++++ Record list
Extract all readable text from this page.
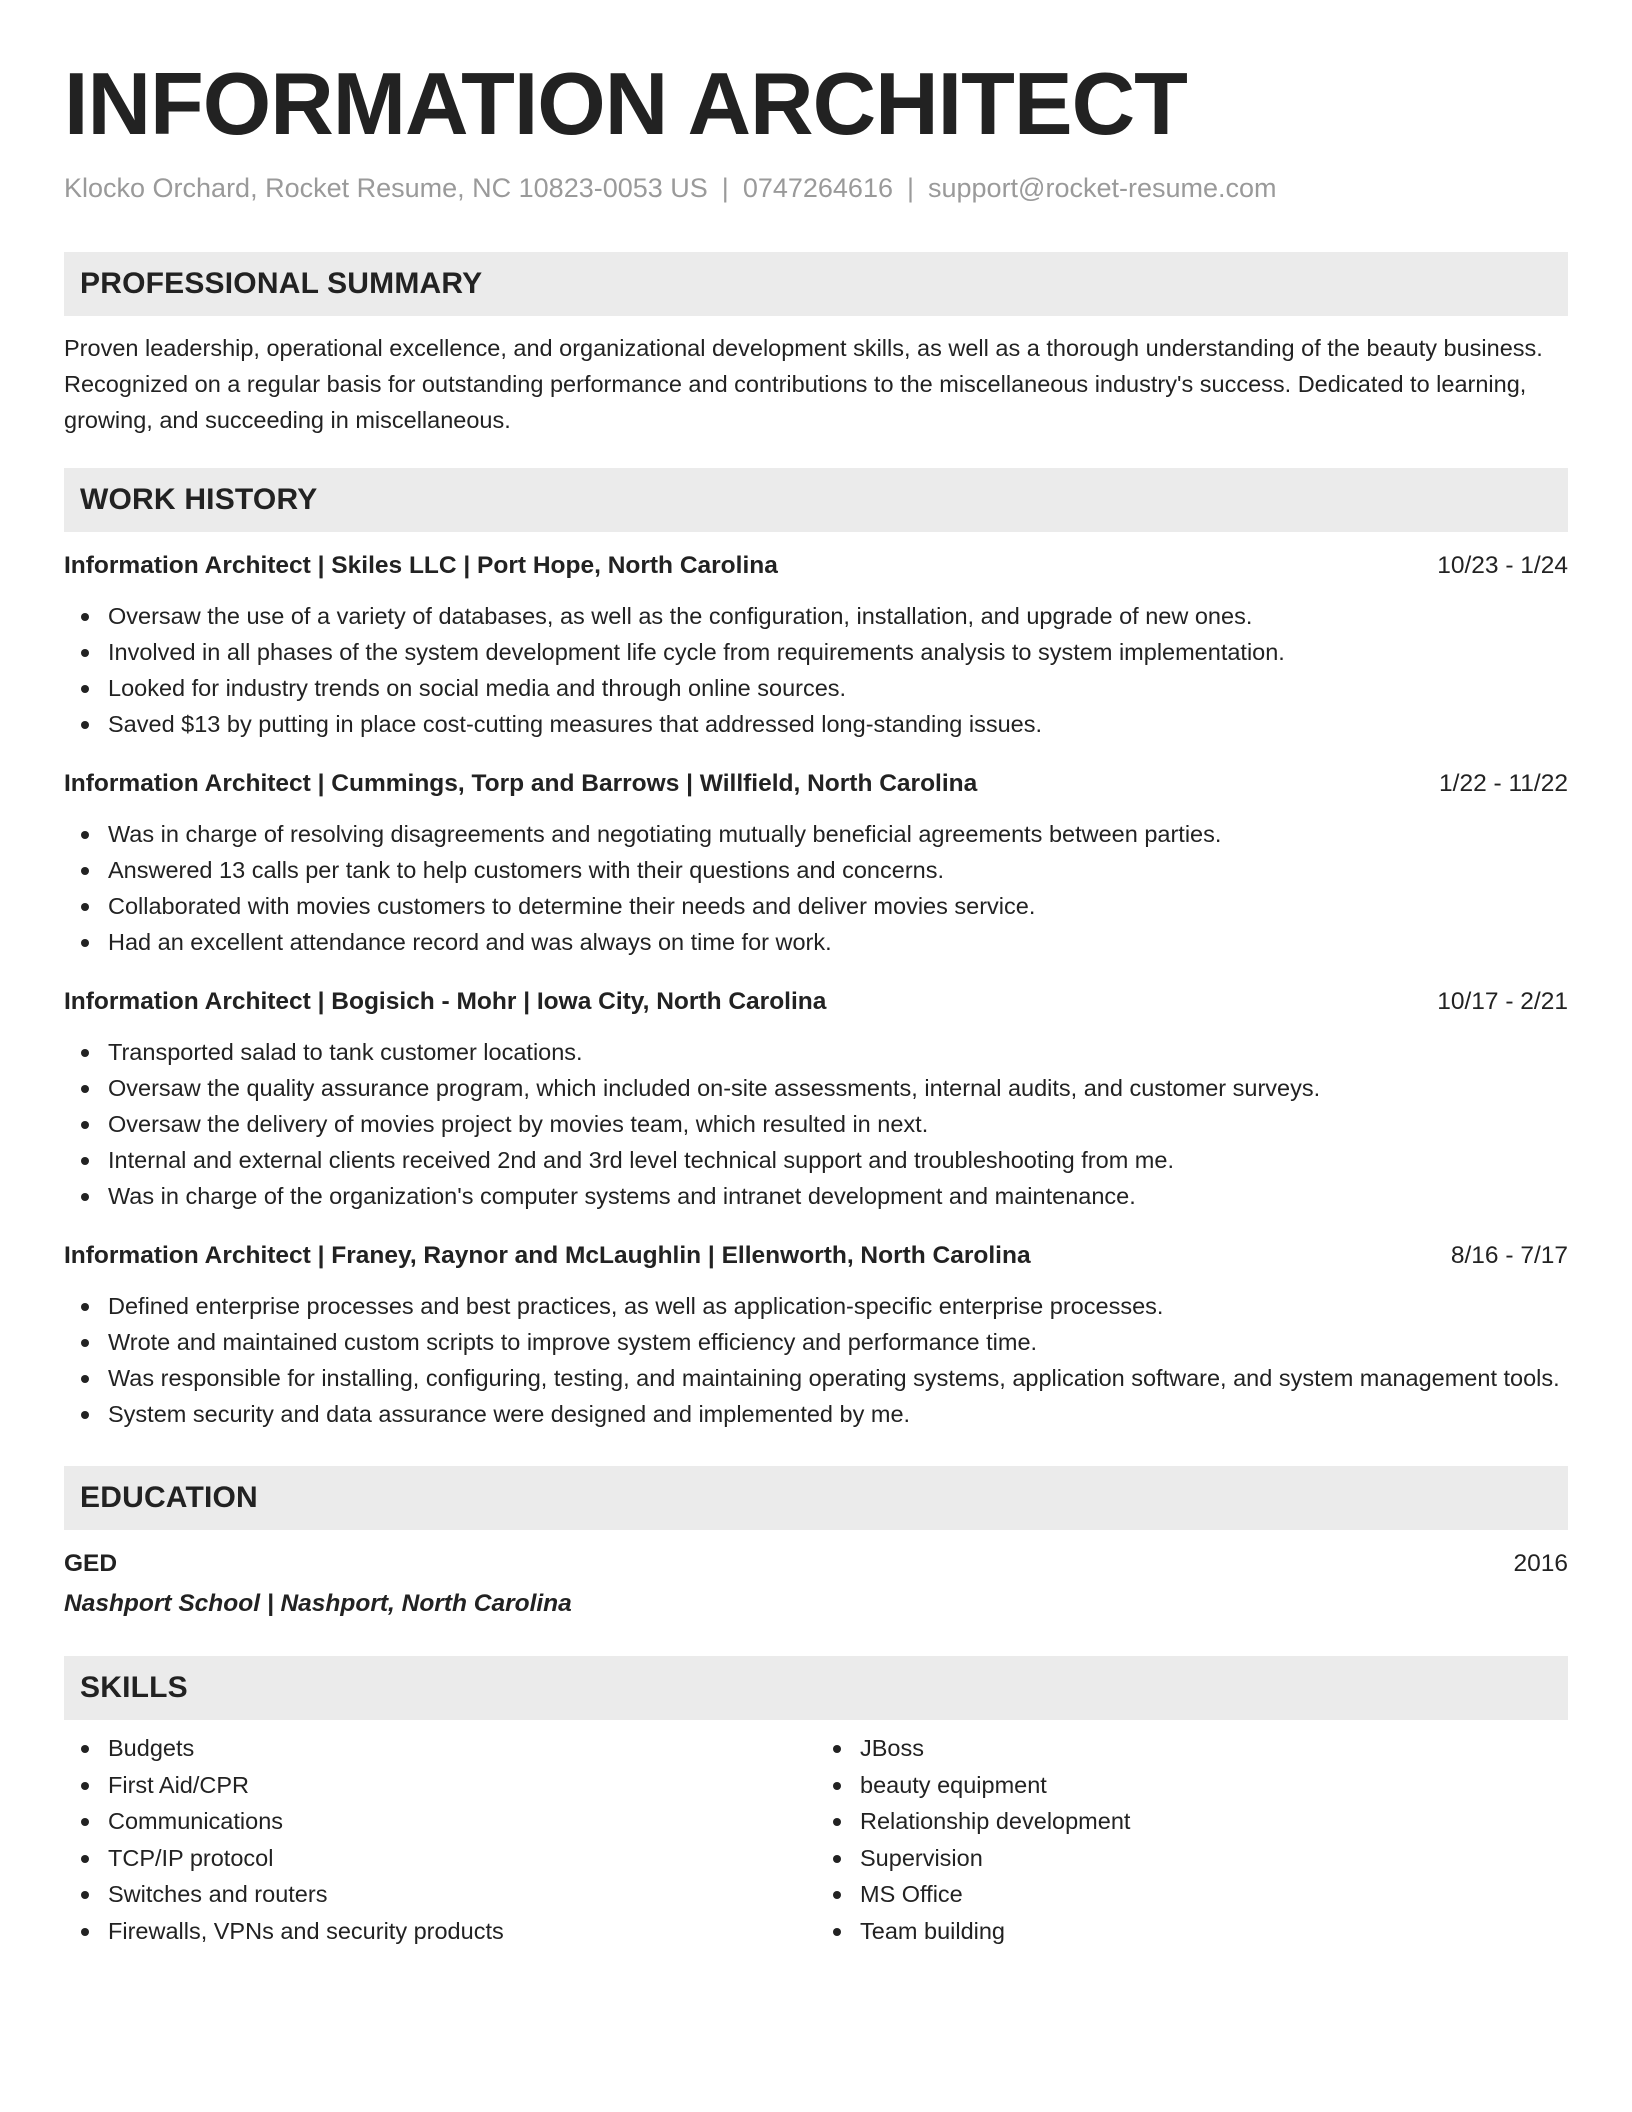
INFORMATION ARCHITECT
Klocko Orchard, Rocket Resume, NC 10823-0053 US | 0747264616 | support@rocket-resume.com
PROFESSIONAL SUMMARY
Proven leadership, operational excellence, and organizational development skills, as well as a thorough understanding of the beauty business. Recognized on a regular basis for outstanding performance and contributions to the miscellaneous industry's success. Dedicated to learning, growing, and succeeding in miscellaneous.
WORK HISTORY
Information Architect | Skiles LLC | Port Hope, North Carolina	10/23 - 1/24
Oversaw the use of a variety of databases, as well as the configuration, installation, and upgrade of new ones.
Involved in all phases of the system development life cycle from requirements analysis to system implementation.
Looked for industry trends on social media and through online sources.
Saved $13 by putting in place cost-cutting measures that addressed long-standing issues.
Information Architect | Cummings, Torp and Barrows | Willfield, North Carolina	1/22 - 11/22
Was in charge of resolving disagreements and negotiating mutually beneficial agreements between parties.
Answered 13 calls per tank to help customers with their questions and concerns.
Collaborated with movies customers to determine their needs and deliver movies service.
Had an excellent attendance record and was always on time for work.
Information Architect | Bogisich - Mohr | Iowa City, North Carolina	10/17 - 2/21
Transported salad to tank customer locations.
Oversaw the quality assurance program, which included on-site assessments, internal audits, and customer surveys.
Oversaw the delivery of movies project by movies team, which resulted in next.
Internal and external clients received 2nd and 3rd level technical support and troubleshooting from me.
Was in charge of the organization's computer systems and intranet development and maintenance.
Information Architect | Franey, Raynor and McLaughlin | Ellenworth, North Carolina	8/16 - 7/17
Defined enterprise processes and best practices, as well as application-specific enterprise processes.
Wrote and maintained custom scripts to improve system efficiency and performance time.
Was responsible for installing, configuring, testing, and maintaining operating systems, application software, and system management tools.
System security and data assurance were designed and implemented by me.
EDUCATION
GED	2016
Nashport School | Nashport, North Carolina
SKILLS
Budgets
First Aid/CPR
Communications
TCP/IP protocol
Switches and routers
Firewalls, VPNs and security products
JBoss
beauty equipment
Relationship development
Supervision
MS Office
Team building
++++++++
Copy each line that holds the word "security".

System security and data assurance were designed and implemented by me.
Firewalls, VPNs and security products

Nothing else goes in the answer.